EL PRESIDENTE DE ESTADOS UNIDOS, DONALD TRUMP, RECHAZÓ IMPONER MAYORES CONTROLES A LA INTELIGENCIA ARTIFICIAL Y ASEGURÓ QUE NUEVAS RESTRICCIONES PODRÍAN AFECTAR EL LIDERAZGO TECNOLÓGICO DEL PAÍS.
Washington.– El presidente de Estados Unidos, Donald Trump, rechazó este lunes los llamados a establecer mayores controles sobre la inteligencia artificial (IA) y aseguró que existe una “conspiración enfermiza” contra esta tecnología y los centros de datos que sostienen su rápido crecimiento.
A través de su plataforma Truth Social, Trump afirmó que Estados Unidos dispone de suficientes mecanismos legales para actuar contra las empresas tecnológicas cuando sea necesario y sostuvo que imponer nuevas restricciones podría perjudicar al país en la competencia internacional por el liderazgo de la IA.
Las declaraciones llegan en medio de un renovado debate dentro de la propia industria tecnológica. Dario Amodei, director ejecutivo de Anthropic, pidió reducir el ritmo de desarrollo de sistemas cada vez más avanzados para evaluar mejor sus riesgos, planteamiento que también recibió respaldo de figuras como Sam Altman y Elon Musk.
Trump, sin embargo, considera que una regulación más estricta podría favorecer a China, principal competidor estratégico de Washington en el desarrollo de inteligencia artificial. El mandatario aseguró que Estados Unidos mantiene actualmente una posición de liderazgo y advirtió contra políticas que, a su juicio, podrían frenar la innovación tecnológica estadounidense.
La posición del mandatario coincide con la política que su Administración ha venido impulsando. En junio, la Casa Blanca emitió una orden ejecutiva destinada a acelerar la innovación en IA y fortalecer la ciberseguridad, al tiempo que descartó establecer un sistema obligatorio de licencias o autorizaciones previas para desarrollar y publicar modelos de inteligencia artificial.

###

# Lista de tareas:
a – Transcribe de la nota sobre Trump y la inteligencia artificial el fragmento que comienza con las palabras que contienen "Las declaraciones llegan" y concluye con "y Elon Musk.".
b – Responde estas preguntas a partir de la nota sobre Trump y la inteligencia artificial:
(i) ¿A través de qué plataforma difundió Trump sus afirmaciones?
(ii) ¿Quién es el director ejecutivo de Anthropic?
(iii) ¿En qué mes emitió la Casa Blanca la orden ejecutiva sobre IA?
c – Prolonga la nota sobre Trump y la inteligencia artificial a partir del punto en que termina.
El listado que aparece a continuación no guarda relación alguna con este texto.

Datos estructurados de análisis de páginas:

###

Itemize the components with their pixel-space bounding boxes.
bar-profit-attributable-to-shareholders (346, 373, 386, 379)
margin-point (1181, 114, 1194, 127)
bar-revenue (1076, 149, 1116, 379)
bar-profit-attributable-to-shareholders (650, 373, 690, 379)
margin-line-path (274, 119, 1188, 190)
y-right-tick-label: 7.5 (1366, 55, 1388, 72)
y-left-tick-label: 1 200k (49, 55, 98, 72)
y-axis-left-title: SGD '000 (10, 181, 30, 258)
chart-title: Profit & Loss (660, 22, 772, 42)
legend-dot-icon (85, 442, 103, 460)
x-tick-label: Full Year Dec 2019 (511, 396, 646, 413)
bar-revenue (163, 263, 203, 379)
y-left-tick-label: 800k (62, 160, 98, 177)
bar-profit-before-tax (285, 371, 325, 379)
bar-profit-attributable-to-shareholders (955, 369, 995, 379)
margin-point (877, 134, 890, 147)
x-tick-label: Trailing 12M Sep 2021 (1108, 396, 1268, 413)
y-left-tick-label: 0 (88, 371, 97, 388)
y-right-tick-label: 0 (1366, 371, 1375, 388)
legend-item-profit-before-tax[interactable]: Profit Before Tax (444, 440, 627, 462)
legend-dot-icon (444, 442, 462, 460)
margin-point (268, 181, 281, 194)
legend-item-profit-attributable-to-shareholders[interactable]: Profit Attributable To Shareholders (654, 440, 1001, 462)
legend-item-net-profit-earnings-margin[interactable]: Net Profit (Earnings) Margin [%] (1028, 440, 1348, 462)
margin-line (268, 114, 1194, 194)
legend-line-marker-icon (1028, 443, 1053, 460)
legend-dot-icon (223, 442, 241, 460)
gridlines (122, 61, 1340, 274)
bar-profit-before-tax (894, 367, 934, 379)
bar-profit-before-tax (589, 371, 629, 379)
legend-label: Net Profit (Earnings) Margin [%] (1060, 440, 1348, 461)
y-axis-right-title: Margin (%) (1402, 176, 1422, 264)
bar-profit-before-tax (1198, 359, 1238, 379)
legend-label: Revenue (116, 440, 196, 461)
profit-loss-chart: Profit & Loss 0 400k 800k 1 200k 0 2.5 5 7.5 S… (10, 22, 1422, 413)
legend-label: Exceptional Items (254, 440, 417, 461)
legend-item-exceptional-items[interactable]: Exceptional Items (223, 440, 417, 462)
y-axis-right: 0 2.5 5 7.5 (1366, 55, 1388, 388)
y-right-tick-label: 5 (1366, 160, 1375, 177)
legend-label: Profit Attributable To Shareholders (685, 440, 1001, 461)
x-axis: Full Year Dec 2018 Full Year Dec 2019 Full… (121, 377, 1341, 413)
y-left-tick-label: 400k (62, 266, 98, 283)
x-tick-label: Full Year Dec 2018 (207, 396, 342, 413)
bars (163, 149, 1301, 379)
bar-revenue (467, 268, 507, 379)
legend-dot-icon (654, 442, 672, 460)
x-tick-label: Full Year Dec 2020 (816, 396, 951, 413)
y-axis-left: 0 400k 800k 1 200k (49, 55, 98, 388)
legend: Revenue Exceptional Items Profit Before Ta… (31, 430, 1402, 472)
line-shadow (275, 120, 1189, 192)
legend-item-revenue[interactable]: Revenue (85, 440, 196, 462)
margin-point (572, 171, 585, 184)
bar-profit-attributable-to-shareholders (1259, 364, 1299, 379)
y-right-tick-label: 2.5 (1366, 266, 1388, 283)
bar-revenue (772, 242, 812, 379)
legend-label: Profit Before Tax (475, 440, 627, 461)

###

# Respuestas:
a –
Las declaraciones llegan en medio de un renovado debate dentro de la propia industria tecnológica. Dario Amodei, director ejecutivo de Anthropic, pidió reducir el ritmo de desarrollo de sistemas cada vez más avanzados para evaluar mejor sus riesgos, planteamiento que también recibió respaldo de figuras como Sam Altman y Elon Musk.

b –
(i) Truth Social.
(ii) Dario Amodei.
(iii) En junio.

c –
Pese a su oposición a nuevas restricciones generales, el Gobierno estadounidense sí ha establecido medidas específicas relacionadas con seguridad nacional, infraestructura crítica y delitos informáticos. La Administración también ha impulsado mecanismos para evaluar sistemas avanzados de IA y fortalecer la cooperación entre las autoridades federales y las compañías tecnológicas.
La controversia refleja la creciente división sobre cómo debe regularse una tecnología que avanza a gran velocidad. Mientras Trump prioriza mantener la ventaja competitiva de Estados Unidos, empresarios, investigadores y dirigentes políticos reclaman garantías adicionales frente a riesgos relacionados con seguridad, empleo, desinformación y otros posibles impactos sociales.
El debate promete continuar ocupando un lugar central en Washington, especialmente ante la expansión de los centros de datos y las multimillonarias inversiones destinadas a desarrollar sistemas de IA cada vez más potentes.